Write the records out again, keeping each line exactly as it is.

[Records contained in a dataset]
....

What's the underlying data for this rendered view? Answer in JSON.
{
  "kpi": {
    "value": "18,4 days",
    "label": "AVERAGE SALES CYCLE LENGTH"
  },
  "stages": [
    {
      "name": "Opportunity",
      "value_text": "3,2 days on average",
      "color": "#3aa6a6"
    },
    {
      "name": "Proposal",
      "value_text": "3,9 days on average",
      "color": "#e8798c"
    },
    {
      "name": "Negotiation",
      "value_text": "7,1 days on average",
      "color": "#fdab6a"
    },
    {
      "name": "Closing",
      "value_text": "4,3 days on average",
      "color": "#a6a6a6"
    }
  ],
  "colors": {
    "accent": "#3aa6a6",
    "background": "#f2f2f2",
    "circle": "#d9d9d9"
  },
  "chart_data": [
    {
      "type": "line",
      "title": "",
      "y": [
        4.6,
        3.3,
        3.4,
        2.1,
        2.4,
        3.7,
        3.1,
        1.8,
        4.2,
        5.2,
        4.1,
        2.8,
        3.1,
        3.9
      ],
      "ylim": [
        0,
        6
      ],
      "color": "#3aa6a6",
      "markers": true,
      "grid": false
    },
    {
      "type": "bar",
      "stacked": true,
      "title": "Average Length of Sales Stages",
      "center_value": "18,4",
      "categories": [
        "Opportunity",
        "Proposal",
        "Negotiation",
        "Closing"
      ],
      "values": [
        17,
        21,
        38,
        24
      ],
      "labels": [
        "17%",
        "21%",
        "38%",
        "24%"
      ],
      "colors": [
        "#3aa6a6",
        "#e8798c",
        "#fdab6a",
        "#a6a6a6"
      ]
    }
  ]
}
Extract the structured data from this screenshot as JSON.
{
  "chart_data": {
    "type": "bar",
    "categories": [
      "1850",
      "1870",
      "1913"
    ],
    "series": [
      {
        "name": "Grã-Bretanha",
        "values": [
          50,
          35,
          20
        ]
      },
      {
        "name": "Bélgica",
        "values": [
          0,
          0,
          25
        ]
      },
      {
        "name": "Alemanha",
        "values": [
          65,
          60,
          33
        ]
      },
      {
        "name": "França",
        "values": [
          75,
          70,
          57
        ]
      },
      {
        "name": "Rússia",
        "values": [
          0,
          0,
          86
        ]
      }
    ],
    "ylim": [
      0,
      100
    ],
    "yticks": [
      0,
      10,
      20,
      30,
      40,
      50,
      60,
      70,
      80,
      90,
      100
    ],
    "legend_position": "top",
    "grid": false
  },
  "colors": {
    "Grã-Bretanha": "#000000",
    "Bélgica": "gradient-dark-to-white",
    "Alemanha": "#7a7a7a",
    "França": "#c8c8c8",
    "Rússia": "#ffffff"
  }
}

....

# [ANSWER TO THE TASK]
What's the underlying data for this rendered view? Answer in JSON.
{
  "kpi": {
    "value": "18,4 days",
    "label": "AVERAGE SALES CYCLE LENGTH"
  },
  "stages": [
    {
      "name": "Opportunity",
      "value_text": "3,2 days on average",
      "color": "#3aa6a6"
    },
    {
      "name": "Proposal",
      "value_text": "3,9 days on average",
      "color": "#e8798c"
    },
    {
      "name": "Negotiation",
      "value_text": "7,1 days on average",
      "color": "#fdab6a"
    },
    {
      "name": "Closing",
      "value_text": "4,3 days on average",
      "color": "#a6a6a6"
    }
  ],
  "colors": {
    "accent": "#3aa6a6",
    "background": "#f2f2f2",
    "circle": "#d9d9d9"
  },
  "chart_data": [
    {
      "type": "line",
      "title": "",
      "y": [
        4.6,
        3.3,
        3.4,
        2.1,
        2.4,
        3.7,
        3.1,
        1.8,
        4.2,
        5.2,
        4.1,
        2.8,
        3.1,
        3.9
      ],
      "ylim": [
        0,
        6
      ],
      "color": "#3aa6a6",
      "markers": true,
      "grid": false
    },
    {
      "type": "bar",
      "stacked": true,
      "title": "Average Length of Sales Stages",
      "center_value": "18,4",
      "categories": [
        "Opportunity",
        "Proposal",
        "Negotiation",
        "Closing"
      ],
      "values": [
        17,
        21,
        38,
        24
      ],
      "labels": [
        "17%",
        "21%",
        "38%",
        "24%"
      ],
      "colors": [
        "#3aa6a6",
        "#e8798c",
        "#fdab6a",
        "#a6a6a6"
      ]
    }
  ]
}
Extract the structured data from this screenshot as JSON.
{
  "chart_data": {
    "type": "bar",
    "categories": [
      "1850",
      "1870",
      "1913"
    ],
    "series": [
      {
        "name": "Grã-Bretanha",
        "values": [
          50,
          35,
          20
        ]
      },
      {
        "name": "Bélgica",
        "values": [
          0,
          0,
          25
        ]
      },
      {
        "name": "Alemanha",
        "values": [
          65,
          60,
          33
        ]
      },
      {
        "name": "França",
        "values": [
          75,
          70,
          57
        ]
      },
      {
        "name": "Rússia",
        "values": [
          0,
          0,
          86
        ]
      }
    ],
    "ylim": [
      0,
      100
    ],
    "yticks": [
      0,
      10,
      20,
      30,
      40,
      50,
      60,
      70,
      80,
      90,
      100
    ],
    "legend_position": "top",
    "grid": false
  },
  "colors": {
    "Grã-Bretanha": "#000000",
    "Bélgica": "gradient-dark-to-white",
    "Alemanha": "#7a7a7a",
    "França": "#c8c8c8",
    "Rússia": "#ffffff"
  }
}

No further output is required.